[Lines of data]
* Start *

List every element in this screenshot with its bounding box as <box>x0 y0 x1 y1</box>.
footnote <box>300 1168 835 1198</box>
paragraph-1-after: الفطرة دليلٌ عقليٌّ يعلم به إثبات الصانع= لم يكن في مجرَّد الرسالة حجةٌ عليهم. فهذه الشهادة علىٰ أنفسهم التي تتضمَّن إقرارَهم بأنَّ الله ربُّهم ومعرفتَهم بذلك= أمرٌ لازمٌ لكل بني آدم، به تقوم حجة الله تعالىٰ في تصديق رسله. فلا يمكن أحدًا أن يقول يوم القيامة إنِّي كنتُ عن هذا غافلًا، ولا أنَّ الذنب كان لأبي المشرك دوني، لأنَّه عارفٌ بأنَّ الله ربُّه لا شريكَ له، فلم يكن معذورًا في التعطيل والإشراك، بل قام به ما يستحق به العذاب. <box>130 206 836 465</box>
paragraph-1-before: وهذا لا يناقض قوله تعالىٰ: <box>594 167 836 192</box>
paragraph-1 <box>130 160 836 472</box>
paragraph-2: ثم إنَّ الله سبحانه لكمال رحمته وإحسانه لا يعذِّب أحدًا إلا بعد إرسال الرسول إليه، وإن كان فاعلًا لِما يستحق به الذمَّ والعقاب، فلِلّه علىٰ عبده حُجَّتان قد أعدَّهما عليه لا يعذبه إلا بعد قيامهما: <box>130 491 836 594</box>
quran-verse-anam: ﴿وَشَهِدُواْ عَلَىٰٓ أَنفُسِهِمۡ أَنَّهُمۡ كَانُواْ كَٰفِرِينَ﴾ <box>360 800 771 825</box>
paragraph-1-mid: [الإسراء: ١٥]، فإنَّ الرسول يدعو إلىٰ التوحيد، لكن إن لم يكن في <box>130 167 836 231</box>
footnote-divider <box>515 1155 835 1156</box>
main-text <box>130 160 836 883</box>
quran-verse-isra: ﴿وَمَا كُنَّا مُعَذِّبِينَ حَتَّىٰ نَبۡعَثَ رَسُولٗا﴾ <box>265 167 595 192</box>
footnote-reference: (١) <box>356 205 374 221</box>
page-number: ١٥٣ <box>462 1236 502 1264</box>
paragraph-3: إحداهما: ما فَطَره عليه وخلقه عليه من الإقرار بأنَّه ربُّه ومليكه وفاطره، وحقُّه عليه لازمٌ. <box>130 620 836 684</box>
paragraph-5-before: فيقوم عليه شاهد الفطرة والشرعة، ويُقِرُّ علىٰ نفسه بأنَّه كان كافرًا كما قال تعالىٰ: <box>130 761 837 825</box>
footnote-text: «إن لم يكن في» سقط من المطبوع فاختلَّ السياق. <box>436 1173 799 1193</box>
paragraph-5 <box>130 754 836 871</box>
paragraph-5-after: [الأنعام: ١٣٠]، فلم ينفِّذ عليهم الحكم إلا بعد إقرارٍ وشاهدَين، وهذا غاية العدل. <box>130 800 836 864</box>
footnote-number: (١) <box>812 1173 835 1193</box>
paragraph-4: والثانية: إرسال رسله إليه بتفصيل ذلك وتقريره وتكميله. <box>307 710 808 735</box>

* End *

Rewrite the lines above as a numbered list, skipping any blank lines.

1. List every element in this screenshot with its bounding box as <box>x0 y0 x1 y1</box>.
2. footnote <box>300 1168 835 1198</box>
3. paragraph-1-after: الفطرة دليلٌ عقليٌّ يعلم به إثبات الصانع= لم يكن في مجرَّد الرسالة حجةٌ عليهم. فهذه الشهادة علىٰ أنفسهم التي تتضمَّن إقرارَهم بأنَّ الله ربُّهم ومعرفتَهم بذلك= أمرٌ لازمٌ لكل بني آدم، به تقوم حجة الله تعالىٰ في تصديق رسله. فلا يمكن أحدًا أن يقول يوم القيامة إنِّي كنتُ عن هذا غافلًا، ولا أنَّ الذنب كان لأبي المشرك دوني، لأنَّه عارفٌ بأنَّ الله ربُّه لا شريكَ له، فلم يكن معذورًا في التعطيل والإشراك، بل قام به ما يستحق به العذاب. <box>130 206 836 465</box>
4. paragraph-1-before: وهذا لا يناقض قوله تعالىٰ: <box>594 167 836 192</box>
5. paragraph-1 <box>130 160 836 472</box>
6. paragraph-2: ثم إنَّ الله سبحانه لكمال رحمته وإحسانه لا يعذِّب أحدًا إلا بعد إرسال الرسول إليه، وإن كان فاعلًا لِما يستحق به الذمَّ والعقاب، فلِلّه علىٰ عبده حُجَّتان قد أعدَّهما عليه لا يعذبه إلا بعد قيامهما: <box>130 491 836 594</box>
7. quran-verse-anam: ﴿وَشَهِدُواْ عَلَىٰٓ أَنفُسِهِمۡ أَنَّهُمۡ كَانُواْ كَٰفِرِينَ﴾ <box>360 800 771 825</box>
8. paragraph-1-mid: [الإسراء: ١٥]، فإنَّ الرسول يدعو إلىٰ التوحيد، لكن إن لم يكن في <box>130 167 836 231</box>
9. footnote-divider <box>515 1155 835 1156</box>
10. main-text <box>130 160 836 883</box>
11. quran-verse-isra: ﴿وَمَا كُنَّا مُعَذِّبِينَ حَتَّىٰ نَبۡعَثَ رَسُولٗا﴾ <box>265 167 595 192</box>
12. footnote-reference: (١) <box>356 205 374 221</box>
13. page-number: ١٥٣ <box>462 1236 502 1264</box>
14. paragraph-3: إحداهما: ما فَطَره عليه وخلقه عليه من الإقرار بأنَّه ربُّه ومليكه وفاطره، وحقُّه عليه لازمٌ. <box>130 620 836 684</box>
15. paragraph-5-before: فيقوم عليه شاهد الفطرة والشرعة، ويُقِرُّ علىٰ نفسه بأنَّه كان كافرًا كما قال تعالىٰ: <box>130 761 837 825</box>
16. footnote-text: «إن لم يكن في» سقط من المطبوع فاختلَّ السياق. <box>436 1173 799 1193</box>
17. paragraph-5 <box>130 754 836 871</box>
18. paragraph-5-after: [الأنعام: ١٣٠]، فلم ينفِّذ عليهم الحكم إلا بعد إقرارٍ وشاهدَين، وهذا غاية العدل. <box>130 800 836 864</box>
19. footnote-number: (١) <box>812 1173 835 1193</box>
20. paragraph-4: والثانية: إرسال رسله إليه بتفصيل ذلك وتقريره وتكميله. <box>307 710 808 735</box>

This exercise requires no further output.